§ **INPUT RECORDS**:
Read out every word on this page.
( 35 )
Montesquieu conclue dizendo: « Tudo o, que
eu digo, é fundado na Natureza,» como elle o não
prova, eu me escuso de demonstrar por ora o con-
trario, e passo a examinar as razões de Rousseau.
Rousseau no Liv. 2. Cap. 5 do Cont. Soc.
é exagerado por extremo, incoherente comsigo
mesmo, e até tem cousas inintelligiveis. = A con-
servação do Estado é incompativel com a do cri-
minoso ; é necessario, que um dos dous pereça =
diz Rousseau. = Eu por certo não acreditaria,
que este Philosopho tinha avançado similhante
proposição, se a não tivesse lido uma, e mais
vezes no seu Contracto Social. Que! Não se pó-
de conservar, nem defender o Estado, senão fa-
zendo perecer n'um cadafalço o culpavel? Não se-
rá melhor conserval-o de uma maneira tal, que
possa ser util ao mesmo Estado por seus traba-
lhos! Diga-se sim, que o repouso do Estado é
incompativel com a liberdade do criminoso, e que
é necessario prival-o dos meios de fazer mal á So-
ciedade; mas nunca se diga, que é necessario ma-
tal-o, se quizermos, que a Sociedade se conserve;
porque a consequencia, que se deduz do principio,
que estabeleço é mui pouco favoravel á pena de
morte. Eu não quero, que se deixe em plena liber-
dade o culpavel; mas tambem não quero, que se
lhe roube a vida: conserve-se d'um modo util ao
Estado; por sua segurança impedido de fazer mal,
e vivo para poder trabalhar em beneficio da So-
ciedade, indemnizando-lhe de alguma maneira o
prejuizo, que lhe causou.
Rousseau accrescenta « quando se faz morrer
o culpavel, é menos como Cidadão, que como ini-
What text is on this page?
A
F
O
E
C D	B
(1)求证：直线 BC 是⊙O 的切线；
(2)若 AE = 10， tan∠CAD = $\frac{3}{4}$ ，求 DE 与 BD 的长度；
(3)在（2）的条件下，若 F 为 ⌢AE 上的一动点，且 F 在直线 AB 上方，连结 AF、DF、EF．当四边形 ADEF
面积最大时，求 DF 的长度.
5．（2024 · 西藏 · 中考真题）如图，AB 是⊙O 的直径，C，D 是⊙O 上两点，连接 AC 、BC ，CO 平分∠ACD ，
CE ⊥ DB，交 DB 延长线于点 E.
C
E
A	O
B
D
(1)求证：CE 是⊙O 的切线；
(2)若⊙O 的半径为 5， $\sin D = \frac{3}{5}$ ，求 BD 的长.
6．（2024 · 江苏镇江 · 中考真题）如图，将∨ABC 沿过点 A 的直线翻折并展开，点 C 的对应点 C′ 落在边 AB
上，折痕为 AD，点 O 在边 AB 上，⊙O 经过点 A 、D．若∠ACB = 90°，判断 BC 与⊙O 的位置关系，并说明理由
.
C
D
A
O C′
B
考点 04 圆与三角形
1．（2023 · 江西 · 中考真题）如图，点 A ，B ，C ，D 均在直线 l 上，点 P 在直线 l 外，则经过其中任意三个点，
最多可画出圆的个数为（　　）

§ **WHAT YOU NEED TO DO**: Return the lines beginning at the one that contains "What text is on this page?" and continuing through the last line of the data, exactly as they stand and without any others.

§ **SOLUTION FOR THIS TASK**:
What text is on this page?
A
F
O
E
C D	B
(1)求证：直线 BC 是⊙O 的切线；
(2)若 AE = 10， tan∠CAD = $\frac{3}{4}$ ，求 DE 与 BD 的长度；
(3)在（2）的条件下，若 F 为 ⌢AE 上的一动点，且 F 在直线 AB 上方，连结 AF、DF、EF．当四边形 ADEF
面积最大时，求 DF 的长度.
5．（2024 · 西藏 · 中考真题）如图，AB 是⊙O 的直径，C，D 是⊙O 上两点，连接 AC 、BC ，CO 平分∠ACD ，
CE ⊥ DB，交 DB 延长线于点 E.
C
E
A	O
B
D
(1)求证：CE 是⊙O 的切线；
(2)若⊙O 的半径为 5， $\sin D = \frac{3}{5}$ ，求 BD 的长.
6．（2024 · 江苏镇江 · 中考真题）如图，将∨ABC 沿过点 A 的直线翻折并展开，点 C 的对应点 C′ 落在边 AB
上，折痕为 AD，点 O 在边 AB 上，⊙O 经过点 A 、D．若∠ACB = 90°，判断 BC 与⊙O 的位置关系，并说明理由
.
C
D
A
O C′
B
考点 04 圆与三角形
1．（2023 · 江西 · 中考真题）如图，点 A ，B ，C ，D 均在直线 l 上，点 P 在直线 l 外，则经过其中任意三个点，
最多可画出圆的个数为（　　）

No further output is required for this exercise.